- [Exercise objective]: Every entry below must be repeated exactly; skip the pictures.

- [Data rows]:
- - -

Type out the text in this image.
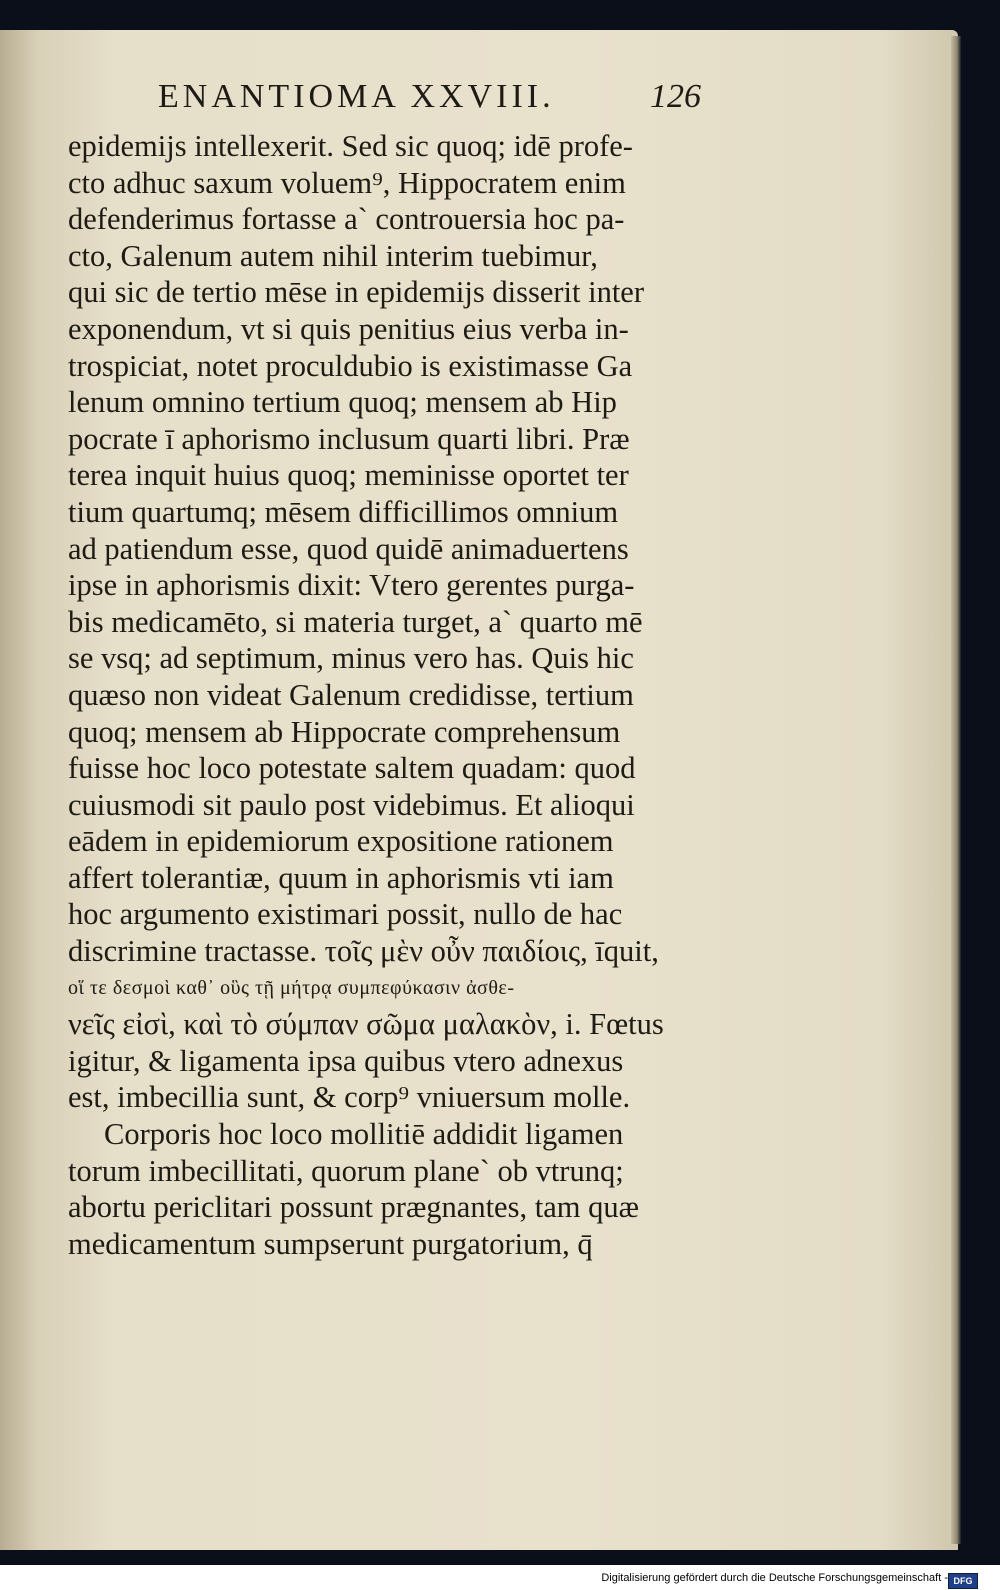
ENANTIOMA XXVIII.	126
epidemijs intellexerit. Sed sic quoq; idē profe-
cto adhuc saxum voluem⁹, Hippocratem enim
defenderimus fortasse a` controuersia hoc pa-
cto, Galenum autem nihil interim tuebimur,
qui sic de tertio mēse in epidemijs disserit inter
exponendum, vt si quis penitius eius verba in-
trospiciat, notet proculdubio is existimasse Ga
lenum omnino tertium quoq; mensem ab Hip
pocrate ī aphorismo inclusum quarti libri. Præ
terea inquit huius quoq; meminisse oportet ter
tium quartumq; mēsem difficillimos omnium
ad patiendum esse, quod quidē animaduertens
ipse in aphorismis dixit: Vtero gerentes purga-
bis medicamēto, si materia turget, a` quarto mē
se vsq; ad septimum, minus vero has. Quis hic
quæso non videat Galenum credidisse, tertium
quoq; mensem ab Hippocrate comprehensum
fuisse hoc loco potestate saltem quadam: quod
cuiusmodi sit paulo post videbimus. Et alioqui
eādem in epidemiorum expositione rationem
affert tolerantiæ, quum in aphorismis vti iam
hoc argumento existimari possit, nullo de hac
discrimine tractasse. τοῖς μὲν οὖν παιδίοις, īquit,
οἵ τε δεσμοὶ καθ᾽ οὓς τῇ μήτρᾳ συμπεφύκασιν ἀσθε-
νεῖς εἰσὶ, καὶ τὸ σύμπαν σῶμα μαλακὸν, i. Fœtus
igitur, & ligamenta ipsa quibus vtero adnexus
est, imbecillia sunt, & corp⁹ vniuersum molle.
Corporis hoc loco mollitiē addidit ligamen
torum imbecillitati, quorum plane` ob vtrunq;
abortu periclitari possunt prægnantes, tam quæ
medicamentum sumpserunt purgatorium, q̄
Digitalisierung gefördert durch die Deutsche Forschungsgemeinschaft - DFG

- - -

- [Full output]:
Type out the text in this image.
ENANTIOMA XXVIII.	126
epidemijs intellexerit. Sed sic quoq; idē profe-
cto adhuc saxum voluem⁹, Hippocratem enim
defenderimus fortasse a` controuersia hoc pa-
cto, Galenum autem nihil interim tuebimur,
qui sic de tertio mēse in epidemijs disserit inter
exponendum, vt si quis penitius eius verba in-
trospiciat, notet proculdubio is existimasse Ga
lenum omnino tertium quoq; mensem ab Hip
pocrate ī aphorismo inclusum quarti libri. Præ
terea inquit huius quoq; meminisse oportet ter
tium quartumq; mēsem difficillimos omnium
ad patiendum esse, quod quidē animaduertens
ipse in aphorismis dixit: Vtero gerentes purga-
bis medicamēto, si materia turget, a` quarto mē
se vsq; ad septimum, minus vero has. Quis hic
quæso non videat Galenum credidisse, tertium
quoq; mensem ab Hippocrate comprehensum
fuisse hoc loco potestate saltem quadam: quod
cuiusmodi sit paulo post videbimus. Et alioqui
eādem in epidemiorum expositione rationem
affert tolerantiæ, quum in aphorismis vti iam
hoc argumento existimari possit, nullo de hac
discrimine tractasse. τοῖς μὲν οὖν παιδίοις, īquit,
οἵ τε δεσμοὶ καθ᾽ οὓς τῇ μήτρᾳ συμπεφύκασιν ἀσθε-
νεῖς εἰσὶ, καὶ τὸ σύμπαν σῶμα μαλακὸν, i. Fœtus
igitur, & ligamenta ipsa quibus vtero adnexus
est, imbecillia sunt, & corp⁹ vniuersum molle.
Corporis hoc loco mollitiē addidit ligamen
torum imbecillitati, quorum plane` ob vtrunq;
abortu periclitari possunt prægnantes, tam quæ
medicamentum sumpserunt purgatorium, q̄
Digitalisierung gefördert durch die Deutsche Forschungsgemeinschaft - DFG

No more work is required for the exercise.